What you should do ->
Repeat the records in full and exactly, omitting pictures.

Records supplied ->
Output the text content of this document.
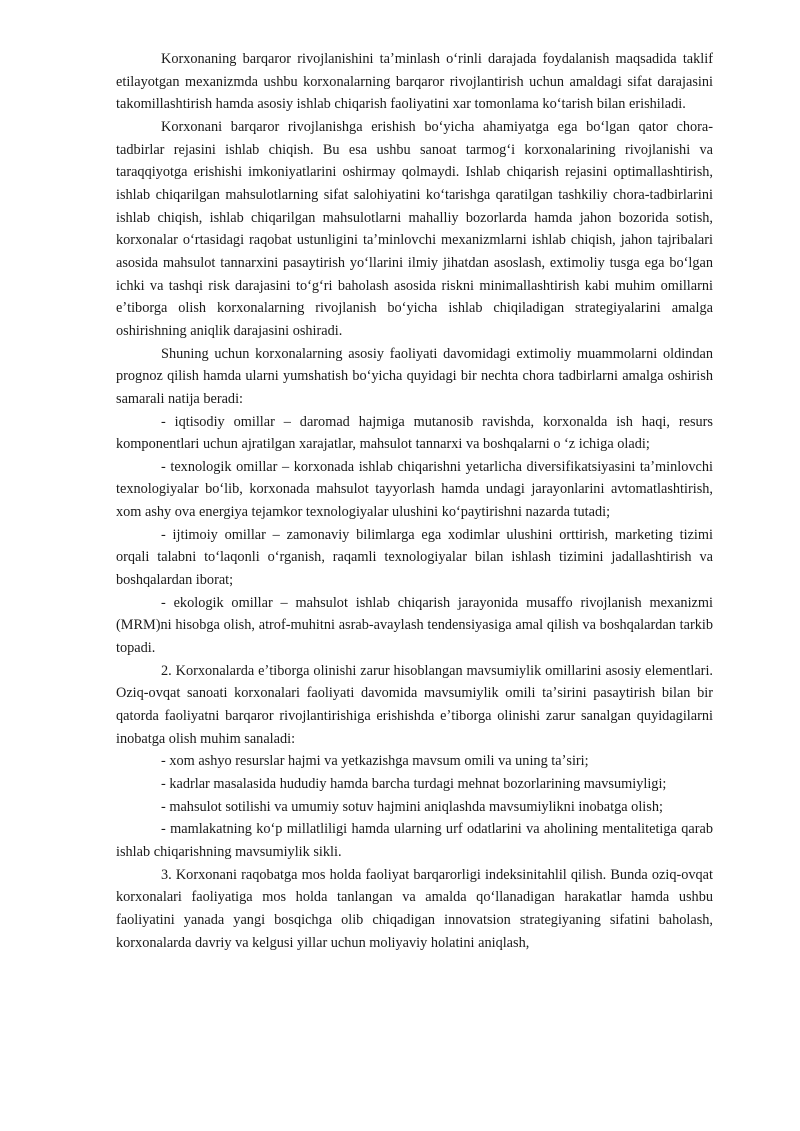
Korxonaning barqaror rivojlanishini taʼminlash oʻrinli darajada foydalanish maqsadida taklif etilayotgan mexanizmda ushbu korxonalarning barqaror rivojlantirish uchun amaldagi sifat darajasini takomillashtirish hamda asosiy ishlab chiqarish faoliyatini xar tomonlama koʻtarish bilan erishiladi.

Korxonani barqaror rivojlanishga erishish boʻyicha ahamiyatga ega boʻlgan qator chora-tadbirlar rejasini ishlab chiqish. Bu esa ushbu sanoat tarmogʻi korxonalarining rivojlanishi va taraqqiyotga erishishi imkoniyatlarini oshirmay qolmaydi. Ishlab chiqarish rejasini optimallashtirish, ishlab chiqarilgan mahsulotlarning sifat salohiyatini koʻtarishga qaratilgan tashkiliy chora-tadbirlarini ishlab chiqish, ishlab chiqarilgan mahsulotlarni mahalliy bozorlarda hamda jahon bozorida sotish, korxonalar oʻrtasidagi raqobat ustunligini taʼminlovchi mexanizmlarni ishlab chiqish, jahon tajribalari asosida mahsulot tannarxini pasaytirish yoʻllarini ilmiy jihatdan asoslash, extimoliy tusga ega boʻlgan ichki va tashqi risk darajasini toʻgʻri baholash asosida riskni minimallashtirish kabi muhim omillarni eʼtiborga olish korxonalarning rivojlanish boʻyicha ishlab chiqiladigan strategiyalarini amalga oshirishning aniqlik darajasini oshiradi.

Shuning uchun korxonalarning asosiy faoliyati davomidagi extimoliy muammolarni oldindan prognoz qilish hamda ularni yumshatish boʻyicha quyidagi bir nechta chora tadbirlarni amalga oshirish samarali natija beradi:

- iqtisodiy omillar – daromad hajmiga mutanosib ravishda, korxonalda ish haqi, resurs komponentlari uchun ajratilgan xarajatlar, mahsulot tannarxi va boshqalarni o ‘z ichiga oladi;

- texnologik omillar – korxonada ishlab chiqarishni yetarlicha diversifikatsiyasini taʼminlovchi texnologiyalar boʻlib, korxonada mahsulot tayyorlash hamda undagi jarayonlarini avtomatlashtirish, xom ashy ova energiya tejamkor texnologiyalar ulushini koʻpaytirishni nazarda tutadi;

- ijtimoiy omillar – zamonaviy bilimlarga ega xodimlar ulushini orttirish, marketing tizimi orqali talabni toʻlaqonli oʻrganish, raqamli texnologiyalar bilan ishlash tizimini jadallashtirish va boshqalardan iborat;

- ekologik omillar – mahsulot ishlab chiqarish jarayonida musaffo rivojlanish mexanizmi (MRM)ni hisobga olish, atrof-muhitni asrab-avaylash tendensiyasiga amal qilish va boshqalardan tarkib topadi.

2. Korxonalarda eʼtiborga olinishi zarur hisoblangan mavsumiylik omillarini asosiy elementlari. Oziq-ovqat sanoati korxonalari faoliyati davomida mavsumiylik omili taʼsirini pasaytirish bilan bir qatorda faoliyatni barqaror rivojlantirishiga erishishda eʼtiborga olinishi zarur sanalgan quyidagilarni inobatga olish muhim sanaladi:

- xom ashyo resurslar hajmi va yetkazishga mavsum omili va uning taʼsiri;

- kadrlar masalasida hududiy hamda barcha turdagi mehnat bozorlarining mavsumiyligi;

- mahsulot sotilishi va umumiy sotuv hajmini aniqlashda mavsumiylikni inobatga olish;

- mamlakatning koʻp millatliligi hamda ularning urf odatlarini va aholining mentalitetiga qarab ishlab chiqarishning mavsumiylik sikli.

3. Korxonani raqobatga mos holda faoliyat barqarorligi indeksinitahlil qilish. Bunda oziq-ovqat korxonalari faoliyatiga mos holda tanlangan va amalda qoʻllanadigan harakatlar hamda ushbu faoliyatini yanada yangi bosqichga olib chiqadigan innovatsion strategiyaning sifatini baholash, korxonalarda davriy va kelgusi yillar uchun moliyaviy holatini aniqlash,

Correct answer ->
Output the text content of this document.
Korxonaning barqaror rivojlanishini taʼminlash oʻrinli darajada foydalanish maqsadida taklif etilayotgan mexanizmda ushbu korxonalarning barqaror rivojlantirish uchun amaldagi sifat darajasini takomillashtirish hamda asosiy ishlab chiqarish faoliyatini xar tomonlama koʻtarish bilan erishiladi.

Korxonani barqaror rivojlanishga erishish boʻyicha ahamiyatga ega boʻlgan qator chora-tadbirlar rejasini ishlab chiqish. Bu esa ushbu sanoat tarmogʻi korxonalarining rivojlanishi va taraqqiyotga erishishi imkoniyatlarini oshirmay qolmaydi. Ishlab chiqarish rejasini optimallashtirish, ishlab chiqarilgan mahsulotlarning sifat salohiyatini koʻtarishga qaratilgan tashkiliy chora-tadbirlarini ishlab chiqish, ishlab chiqarilgan mahsulotlarni mahalliy bozorlarda hamda jahon bozorida sotish, korxonalar oʻrtasidagi raqobat ustunligini taʼminlovchi mexanizmlarni ishlab chiqish, jahon tajribalari asosida mahsulot tannarxini pasaytirish yoʻllarini ilmiy jihatdan asoslash, extimoliy tusga ega boʻlgan ichki va tashqi risk darajasini toʻgʻri baholash asosida riskni minimallashtirish kabi muhim omillarni eʼtiborga olish korxonalarning rivojlanish boʻyicha ishlab chiqiladigan strategiyalarini amalga oshirishning aniqlik darajasini oshiradi.

Shuning uchun korxonalarning asosiy faoliyati davomidagi extimoliy muammolarni oldindan prognoz qilish hamda ularni yumshatish boʻyicha quyidagi bir nechta chora tadbirlarni amalga oshirish samarali natija beradi:

- iqtisodiy omillar – daromad hajmiga mutanosib ravishda, korxonalda ish haqi, resurs komponentlari uchun ajratilgan xarajatlar, mahsulot tannarxi va boshqalarni o ‘z ichiga oladi;

- texnologik omillar – korxonada ishlab chiqarishni yetarlicha diversifikatsiyasini taʼminlovchi texnologiyalar boʻlib, korxonada mahsulot tayyorlash hamda undagi jarayonlarini avtomatlashtirish, xom ashy ova energiya tejamkor texnologiyalar ulushini koʻpaytirishni nazarda tutadi;

- ijtimoiy omillar – zamonaviy bilimlarga ega xodimlar ulushini orttirish, marketing tizimi orqali talabni toʻlaqonli oʻrganish, raqamli texnologiyalar bilan ishlash tizimini jadallashtirish va boshqalardan iborat;

- ekologik omillar – mahsulot ishlab chiqarish jarayonida musaffo rivojlanish mexanizmi (MRM)ni hisobga olish, atrof-muhitni asrab-avaylash tendensiyasiga amal qilish va boshqalardan tarkib topadi.

2. Korxonalarda eʼtiborga olinishi zarur hisoblangan mavsumiylik omillarini asosiy elementlari. Oziq-ovqat sanoati korxonalari faoliyati davomida mavsumiylik omili taʼsirini pasaytirish bilan bir qatorda faoliyatni barqaror rivojlantirishiga erishishda eʼtiborga olinishi zarur sanalgan quyidagilarni inobatga olish muhim sanaladi:

- xom ashyo resurslar hajmi va yetkazishga mavsum omili va uning taʼsiri;

- kadrlar masalasida hududiy hamda barcha turdagi mehnat bozorlarining mavsumiyligi;

- mahsulot sotilishi va umumiy sotuv hajmini aniqlashda mavsumiylikni inobatga olish;

- mamlakatning koʻp millatliligi hamda ularning urf odatlarini va aholining mentalitetiga qarab ishlab chiqarishning mavsumiylik sikli.

3. Korxonani raqobatga mos holda faoliyat barqarorligi indeksinitahlil qilish. Bunda oziq-ovqat korxonalari faoliyatiga mos holda tanlangan va amalda qoʻllanadigan harakatlar hamda ushbu faoliyatini yanada yangi bosqichga olib chiqadigan innovatsion strategiyaning sifatini baholash, korxonalarda davriy va kelgusi yillar uchun moliyaviy holatini aniqlash,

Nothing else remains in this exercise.